Documento fuente →
※ ※ ※

Eran años en que todavía alumbraba la utopía y se creía firmemente en que era posible construir una sociedad mejor. Y si los artistas respondieron decididamente al llamado de Salvador Allende, y apoyaron en forma masiva su experiencia, fue porque él representaba esa “utopía concreta” de que hablaba Ernst Bloch, gran maestro de la Escuela de Frankfurt: la de una sociedad que todavía no existe pero que se puede construir, una sociedad donde habría más libertad, más justicia y más democracia. En este sentido Allende es una de las personalidades emblemáticas más significativas de lo que ha sido este siglo, y su Museo un monumento, un memorial, destinado a recordar esos principios.

La Primera exposición la organizó el Instituto en el Museo de Arte Contemporáneo de la Quinta Normal.  Fue un acto impresionante. En un año se habían reunido cerca de 400 obras. Entre ellas telas de Miró, Tapiès. Millares. Genovés, Arroyo, El Equipo Crónica, Adami,Vostel, Vassarely, Lam, Le Parc, Soto, Gamarra, Seguí.., esculturas de Calder, César, Martín Chirino, Eduardo Chillida, Pablo Serrano; del vasco Jorge Oteiza, el cubano Cárdenas, el peruano Guzman…., obras de Europa y América; una colección argentina y otra uruguaya, que daban cuenta de todo lo que había sido el siglo XX en ambos países: desde Figari y Torres García para adelante en Uruguay y hasta las tendencias de “La Nueva Figuración” en Argentina, y de Le Recherches d’Art Visueles de los artistas latinoamericanos que, en París, estaban en la Galería Denis René.

※ ※ ※

Datos extraídos →
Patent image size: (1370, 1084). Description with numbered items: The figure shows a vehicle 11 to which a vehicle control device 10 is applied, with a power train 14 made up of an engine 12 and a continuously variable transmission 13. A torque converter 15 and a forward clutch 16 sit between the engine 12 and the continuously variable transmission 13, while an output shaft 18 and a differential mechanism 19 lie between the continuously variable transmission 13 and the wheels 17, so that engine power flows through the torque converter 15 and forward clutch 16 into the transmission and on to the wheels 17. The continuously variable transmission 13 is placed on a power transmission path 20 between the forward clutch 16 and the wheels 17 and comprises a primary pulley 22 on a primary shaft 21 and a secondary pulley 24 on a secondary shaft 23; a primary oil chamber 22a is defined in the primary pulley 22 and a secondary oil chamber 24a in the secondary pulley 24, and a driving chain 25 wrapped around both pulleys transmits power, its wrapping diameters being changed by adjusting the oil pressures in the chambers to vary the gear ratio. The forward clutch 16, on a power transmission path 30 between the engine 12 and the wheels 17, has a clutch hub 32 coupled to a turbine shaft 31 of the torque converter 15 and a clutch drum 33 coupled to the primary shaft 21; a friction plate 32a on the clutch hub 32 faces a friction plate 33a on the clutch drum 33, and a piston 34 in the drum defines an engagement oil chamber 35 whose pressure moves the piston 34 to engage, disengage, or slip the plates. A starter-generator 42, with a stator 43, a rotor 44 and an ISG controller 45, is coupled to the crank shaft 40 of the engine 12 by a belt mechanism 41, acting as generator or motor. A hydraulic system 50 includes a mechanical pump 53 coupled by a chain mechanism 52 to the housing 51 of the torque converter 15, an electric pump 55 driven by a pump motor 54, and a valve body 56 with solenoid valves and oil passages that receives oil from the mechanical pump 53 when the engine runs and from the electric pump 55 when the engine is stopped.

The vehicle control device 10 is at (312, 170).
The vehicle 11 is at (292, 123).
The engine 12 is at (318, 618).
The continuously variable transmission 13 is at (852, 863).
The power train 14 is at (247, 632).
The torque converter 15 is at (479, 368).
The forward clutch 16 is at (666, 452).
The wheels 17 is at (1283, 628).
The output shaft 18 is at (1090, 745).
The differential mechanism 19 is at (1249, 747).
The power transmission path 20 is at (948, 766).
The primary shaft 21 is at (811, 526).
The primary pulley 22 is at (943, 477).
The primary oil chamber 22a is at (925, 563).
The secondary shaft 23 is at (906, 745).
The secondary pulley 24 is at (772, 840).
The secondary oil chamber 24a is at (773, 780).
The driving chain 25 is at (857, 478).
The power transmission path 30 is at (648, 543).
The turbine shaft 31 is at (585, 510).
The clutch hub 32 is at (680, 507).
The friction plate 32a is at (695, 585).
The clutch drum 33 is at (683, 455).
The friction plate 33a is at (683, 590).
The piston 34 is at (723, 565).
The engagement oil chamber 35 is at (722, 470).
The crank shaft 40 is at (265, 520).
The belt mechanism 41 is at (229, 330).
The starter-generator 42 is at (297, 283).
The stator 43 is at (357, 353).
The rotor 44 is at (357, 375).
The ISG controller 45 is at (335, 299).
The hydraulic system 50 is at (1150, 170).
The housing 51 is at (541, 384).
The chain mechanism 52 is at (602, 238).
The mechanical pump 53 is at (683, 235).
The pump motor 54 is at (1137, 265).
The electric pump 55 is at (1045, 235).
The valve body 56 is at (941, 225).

※ ※ ※

Tu tarea →
Cambia el pasaje del documento fuente desde "La Primera exposición" hasta "Galería Denis René.", ambos incluidos, poniendo "conmovedor" en lugar de "impresionante". Para resolver, utiliza únicamente el documento fuente, no los datos.

Tarea resuelta →
La Primera exposición la organizó el Instituto en el Museo de Arte Contemporáneo de la Quinta Normal.  Fue un acto conmovedor. En un año se habían reunido cerca de 400 obras. Entre ellas telas de Miró, Tapiès. Millares. Genovés, Arroyo, El Equipo Crónica, Adami,Vostel, Vassarely, Lam, Le Parc, Soto, Gamarra, Seguí.., esculturas de Calder, César, Martín Chirino, Eduardo Chillida, Pablo Serrano; del vasco Jorge Oteiza, el cubano Cárdenas, el peruano Guzman…., obras de Europa y América; una colección argentina y otra uruguaya, que daban cuenta de todo lo que había sido el siglo XX en ambos países: desde Figari y Torres García para adelante en Uruguay y hasta las tendencias de “La Nueva Figuración” en Argentina, y de Le Recherches d’Art Visueles de los artistas latinoamericanos que, en París, estaban en la Galería Denis René.